— start —

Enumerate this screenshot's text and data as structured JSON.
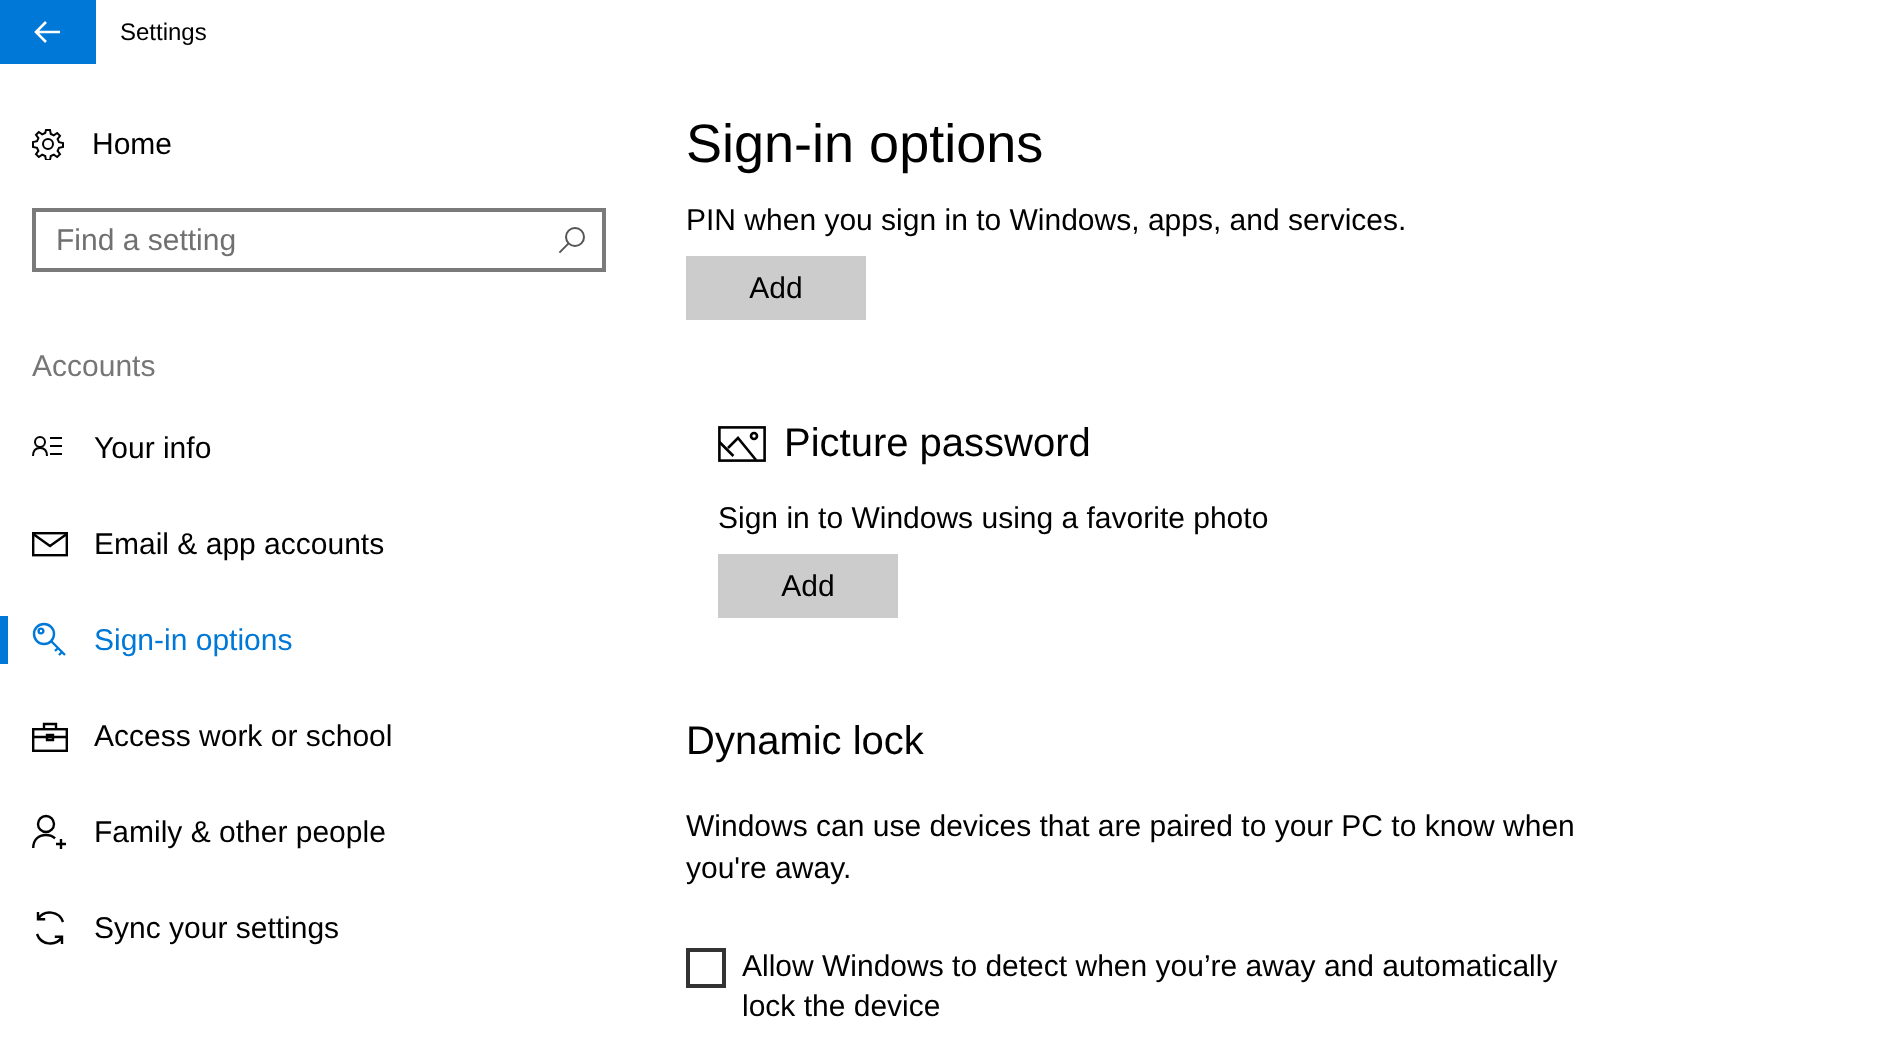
{
  "window": {
    "title": "Settings"
  },
  "sidebar": {
    "home": "Home",
    "search": {
      "placeholder": "Find a setting"
    },
    "section": "Accounts",
    "items": [
      {
        "label": "Your info",
        "selected": false
      },
      {
        "label": "Email & app accounts",
        "selected": false
      },
      {
        "label": "Sign-in options",
        "selected": true
      },
      {
        "label": "Access work or school",
        "selected": false
      },
      {
        "label": "Family & other people",
        "selected": false
      },
      {
        "label": "Sync your settings",
        "selected": false
      }
    ]
  },
  "main": {
    "title": "Sign-in options",
    "pin": {
      "description": "PIN when you sign in to Windows, apps, and services.",
      "button": "Add"
    },
    "picture_password": {
      "heading": "Picture password",
      "description": "Sign in to Windows using a favorite photo",
      "button": "Add"
    },
    "dynamic_lock": {
      "heading": "Dynamic lock",
      "description": "Windows can use devices that are paired to your PC to know when you're away.",
      "checkbox": {
        "label": "Allow Windows to detect when you’re away and automatically lock the device",
        "checked": false
      }
    }
  }
}
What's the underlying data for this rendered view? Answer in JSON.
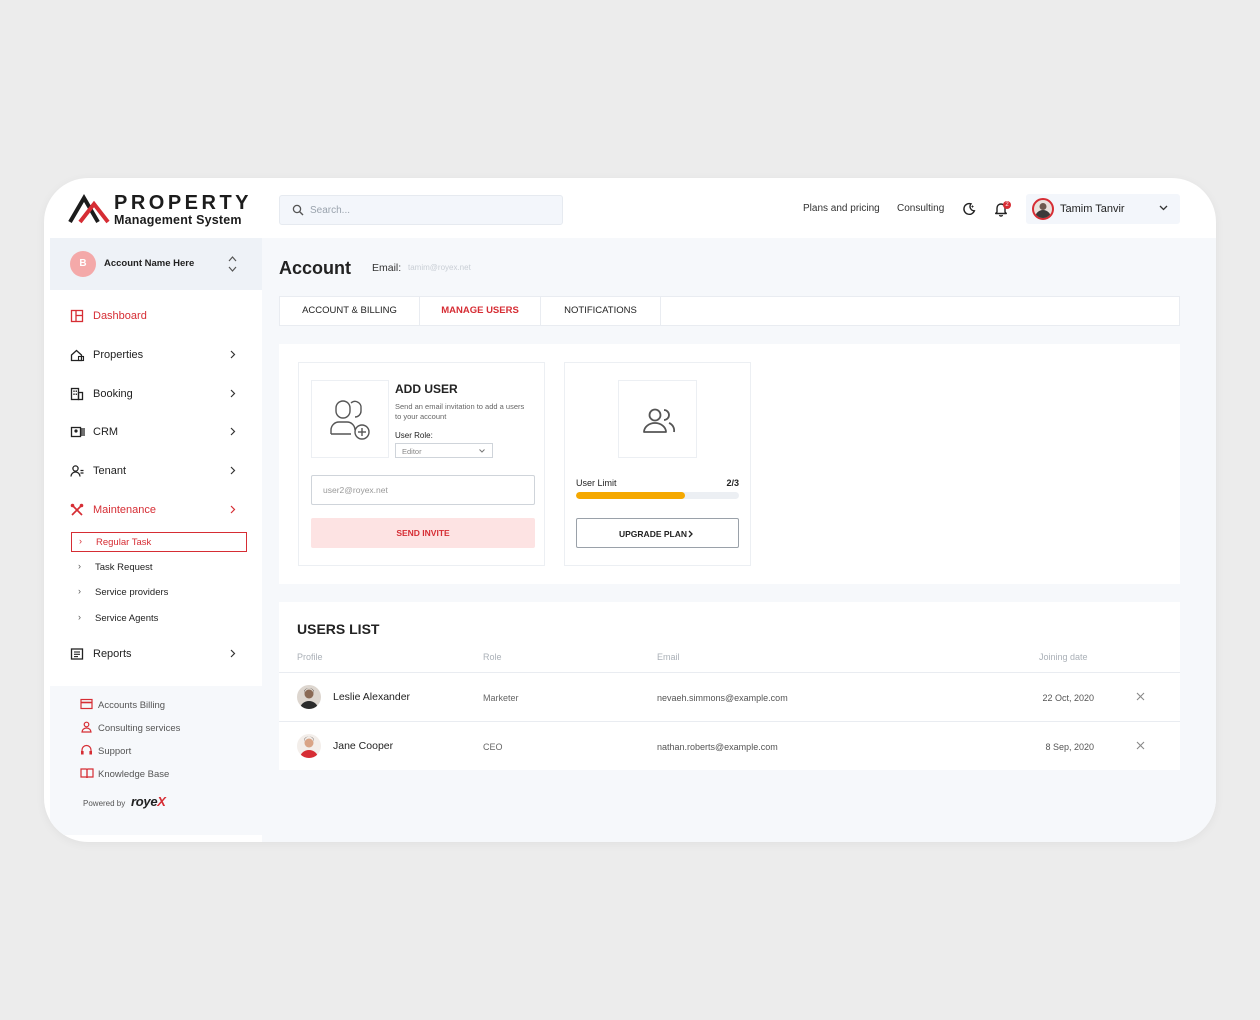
{
  "header": {
    "logo_word": "PROPERTY",
    "logo_sub": "Management System",
    "search_placeholder": "Search...",
    "links": [
      "Plans and pricing",
      "Consulting"
    ],
    "notification_count": "2",
    "user_name": "Tamim Tanvir"
  },
  "sidebar": {
    "account_initial": "B",
    "account_name": "Account Name Here",
    "nav": [
      {
        "label": "Dashboard",
        "icon": "dashboard-icon"
      },
      {
        "label": "Properties",
        "icon": "property-icon"
      },
      {
        "label": "Booking",
        "icon": "building-icon"
      },
      {
        "label": "CRM",
        "icon": "crm-icon"
      },
      {
        "label": "Tenant",
        "icon": "tenant-icon"
      },
      {
        "label": "Maintenance",
        "icon": "tools-icon"
      },
      {
        "label": "Reports",
        "icon": "report-icon"
      }
    ],
    "maintenance_sub": [
      "Regular Task",
      "Task Request",
      "Service providers",
      "Service Agents"
    ],
    "bottom": [
      {
        "label": "Accounts Billing",
        "icon": "card-icon"
      },
      {
        "label": "Consulting services",
        "icon": "person-icon"
      },
      {
        "label": "Support",
        "icon": "headset-icon"
      },
      {
        "label": "Knowledge Base",
        "icon": "book-icon"
      }
    ],
    "powered_by": "Powered by",
    "brand_main": "roye",
    "brand_x": "X"
  },
  "account": {
    "title": "Account",
    "email_label": "Email:",
    "email_value": "tamim@royex.net",
    "tabs": [
      "ACCOUNT & BILLING",
      "MANAGE USERS",
      "NOTIFICATIONS"
    ],
    "active_tab": "MANAGE USERS"
  },
  "add_user": {
    "title": "ADD USER",
    "description": "Send an email invitation to add a users to your account",
    "role_label": "User Role:",
    "role_value": "Editor",
    "email_value": "user2@royex.net",
    "send_button": "SEND INVITE"
  },
  "user_limit": {
    "label": "User Limit",
    "value": "2/3",
    "used": 2,
    "max": 3,
    "upgrade_button": "UPGRADE PLAN"
  },
  "users_list": {
    "title": "USERS LIST",
    "columns": [
      "Profile",
      "Role",
      "Email",
      "Joining date"
    ],
    "rows": [
      {
        "name": "Leslie Alexander",
        "role": "Marketer",
        "email": "nevaeh.simmons@example.com",
        "date": "22 Oct, 2020"
      },
      {
        "name": "Jane Cooper",
        "role": "CEO",
        "email": "nathan.roberts@example.com",
        "date": "8 Sep, 2020"
      }
    ]
  },
  "colors": {
    "accent": "#d62d34",
    "progress": "#f5a800",
    "background": "#f6f8fb"
  }
}
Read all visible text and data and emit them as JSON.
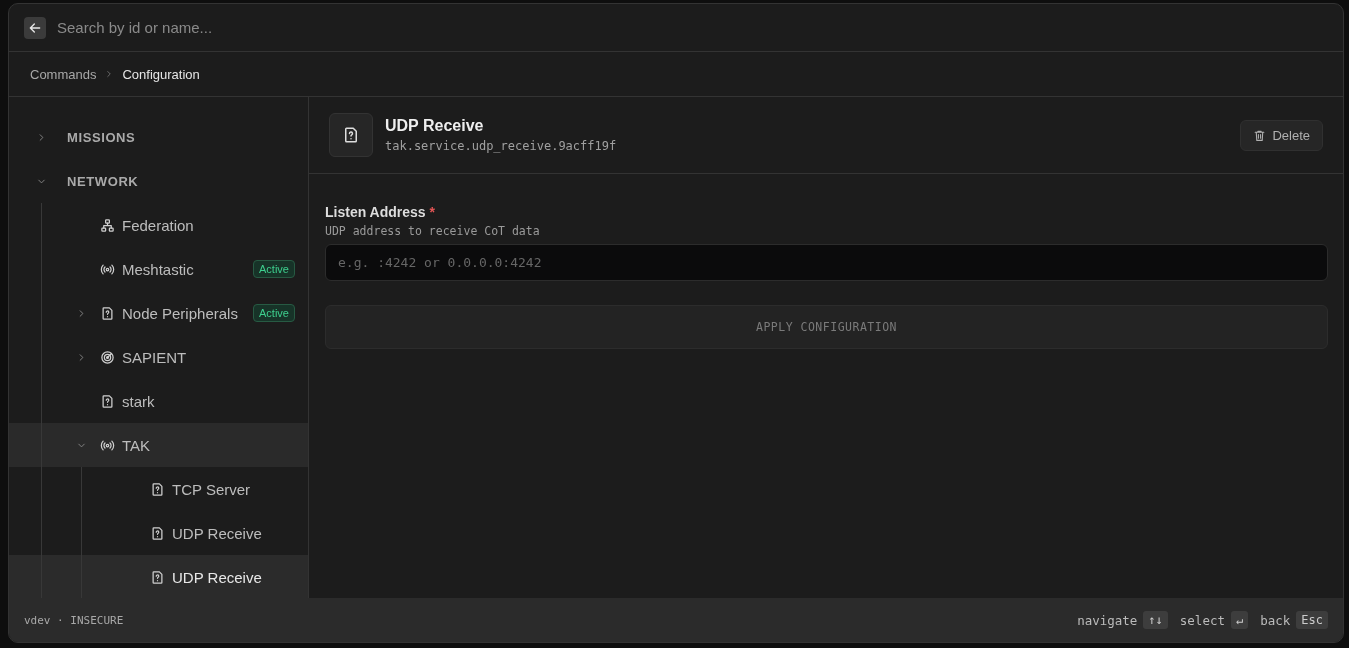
{
  "search": {
    "placeholder": "Search by id or name..."
  },
  "breadcrumb": [
    {
      "label": "Commands",
      "current": false
    },
    {
      "label": "Configuration",
      "current": true
    }
  ],
  "tree": [
    {
      "label": "MISSIONS",
      "kind": "section",
      "expanded": false,
      "selected": false,
      "hovered": false
    },
    {
      "label": "NETWORK",
      "kind": "section",
      "expanded": true,
      "selected": false,
      "hovered": false,
      "children": [
        {
          "label": "Federation",
          "kind": "hub",
          "selected": false,
          "hovered": false
        },
        {
          "label": "Meshtastic",
          "kind": "radio",
          "selected": false,
          "hovered": false,
          "badge": "Active"
        },
        {
          "label": "Node Peripherals",
          "kind": "service",
          "expanded": false,
          "selected": false,
          "hovered": false,
          "badge": "Active"
        },
        {
          "label": "SAPIENT",
          "kind": "radar",
          "expanded": false,
          "selected": false,
          "hovered": false
        },
        {
          "label": "stark",
          "kind": "service",
          "selected": false,
          "hovered": false
        },
        {
          "label": "TAK",
          "kind": "radio",
          "expanded": true,
          "selected": false,
          "hovered": true,
          "children": [
            {
              "label": "TCP Server",
              "kind": "service",
              "selected": false,
              "hovered": false
            },
            {
              "label": "UDP Receive",
              "kind": "service",
              "selected": false,
              "hovered": false
            },
            {
              "label": "UDP Receive",
              "kind": "service",
              "selected": true,
              "hovered": false
            }
          ]
        }
      ]
    }
  ],
  "detail": {
    "title": "UDP Receive",
    "id": "tak.service.udp_receive.9acff19f",
    "delete_label": "Delete",
    "fields": [
      {
        "label": "Listen Address",
        "required_mark": "*",
        "help": "UDP address to receive CoT data",
        "placeholder": "e.g. :4242 or 0.0.0.0:4242"
      }
    ],
    "apply_label": "APPLY CONFIGURATION",
    "apply_disabled": true
  },
  "status": {
    "text": "vdev · INSECURE"
  },
  "hints": [
    {
      "label": "navigate",
      "key": "↑↓"
    },
    {
      "label": "select",
      "key": "↵"
    },
    {
      "label": "back",
      "key": "Esc"
    }
  ]
}
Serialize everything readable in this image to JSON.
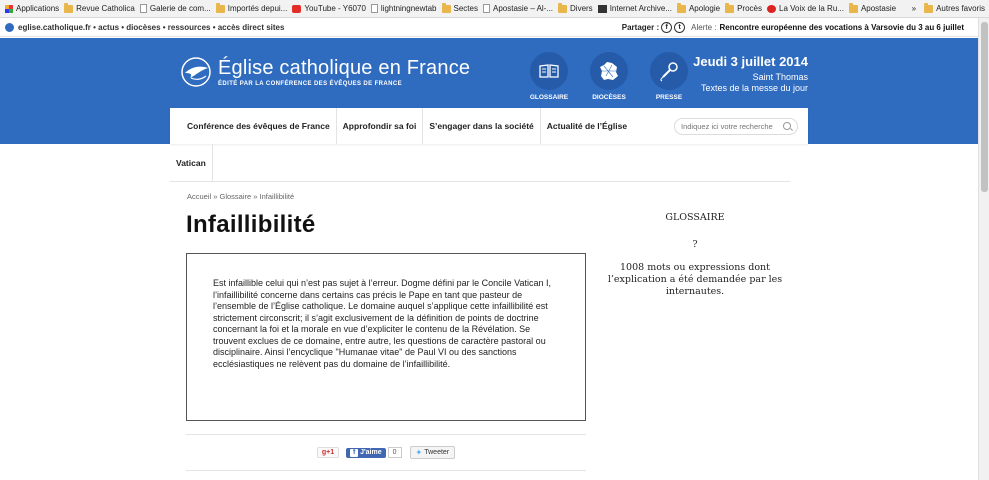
{
  "bookmarks": [
    {
      "label": "Applications",
      "icon": "grid-icon"
    },
    {
      "label": "Revue Catholica",
      "icon": "folder-icon"
    },
    {
      "label": "Galerie de com...",
      "icon": "page-icon"
    },
    {
      "label": "Importés depui...",
      "icon": "folder-icon"
    },
    {
      "label": "YouTube - Y6070",
      "icon": "youtube-icon"
    },
    {
      "label": "lightningnewtab",
      "icon": "page-icon"
    },
    {
      "label": "Sectes",
      "icon": "folder-icon"
    },
    {
      "label": "Apostasie – Al-...",
      "icon": "page-icon"
    },
    {
      "label": "Divers",
      "icon": "folder-icon"
    },
    {
      "label": "Internet Archive...",
      "icon": "archive-icon"
    },
    {
      "label": "Apologie",
      "icon": "folder-icon"
    },
    {
      "label": "Procès",
      "icon": "folder-icon"
    },
    {
      "label": "La Voix de la Ru...",
      "icon": "bubble-icon"
    },
    {
      "label": "Apostasie",
      "icon": "folder-icon"
    }
  ],
  "bookmarks_more": "»",
  "bookmarks_other": "Autres favoris",
  "sitebar": {
    "links": "eglise.catholique.fr • actus • diocèses • ressources • accès direct sites",
    "share_label": "Partager :",
    "alert_label": "Alerte :",
    "alert_text": "Rencontre européenne des vocations à Varsovie du 3 au 6 juillet"
  },
  "header": {
    "site_title": "Église catholique en France",
    "site_subtitle": "ÉDITÉ PAR LA CONFÉRENCE DES ÉVÊQUES DE FRANCE",
    "icons": [
      {
        "label": "GLOSSAIRE",
        "icon": "book-icon"
      },
      {
        "label": "DIOCÈSES",
        "icon": "france-map-icon"
      },
      {
        "label": "PRESSE",
        "icon": "microphone-icon"
      }
    ],
    "date": "Jeudi 3 juillet 2014",
    "saint": "Saint Thomas",
    "mass_link": "Textes de la messe du jour",
    "brand_color": "#2f6bbf"
  },
  "nav": {
    "items": [
      "Conférence des évêques de France",
      "Approfondir sa foi",
      "S’engager dans la société",
      "Actualité de l’Église"
    ],
    "second_row": [
      "Vatican"
    ],
    "search_placeholder": "Indiquez ici votre recherche"
  },
  "content": {
    "breadcrumb": "Accueil » Glossaire » Infaillibilité",
    "title": "Infaillibilité",
    "definition": "Est infaillible celui qui n’est pas sujet à l’erreur. Dogme défini par le Concile Vatican I, l’infaillibilité concerne dans certains cas précis le Pape en tant que pasteur de l’ensemble de l’Église catholique. Le domaine auquel s’applique cette infaillibilité est strictement circonscrit; il s’agit exclusivement de la définition de points de doctrine concernant la foi et la morale en vue d’expliciter le contenu de la Révélation. Se trouvent exclues de ce domaine, entre autre, les questions de caractère pastoral ou disciplinaire. Ainsi l’encyclique \"Humanae vitae\" de Paul VI ou des sanctions ecclésiastiques ne relèvent pas du domaine de l’infaillibilité."
  },
  "sidebar": {
    "title": "GLOSSAIRE",
    "question": "?",
    "description": "1008 mots ou expressions dont l’explication a été demandée par les internautes."
  },
  "share": {
    "gplus": "g+1",
    "fb_like": "J'aime",
    "fb_count": "0",
    "tweet": "Tweeter"
  }
}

— end —

» **Task to complete**
Select all lines in the listing that include the word "links".

» **The solution**
    "links": [
    "links": "eglise.catholique.fr • actus • diocèses • ressources • accès direct sites",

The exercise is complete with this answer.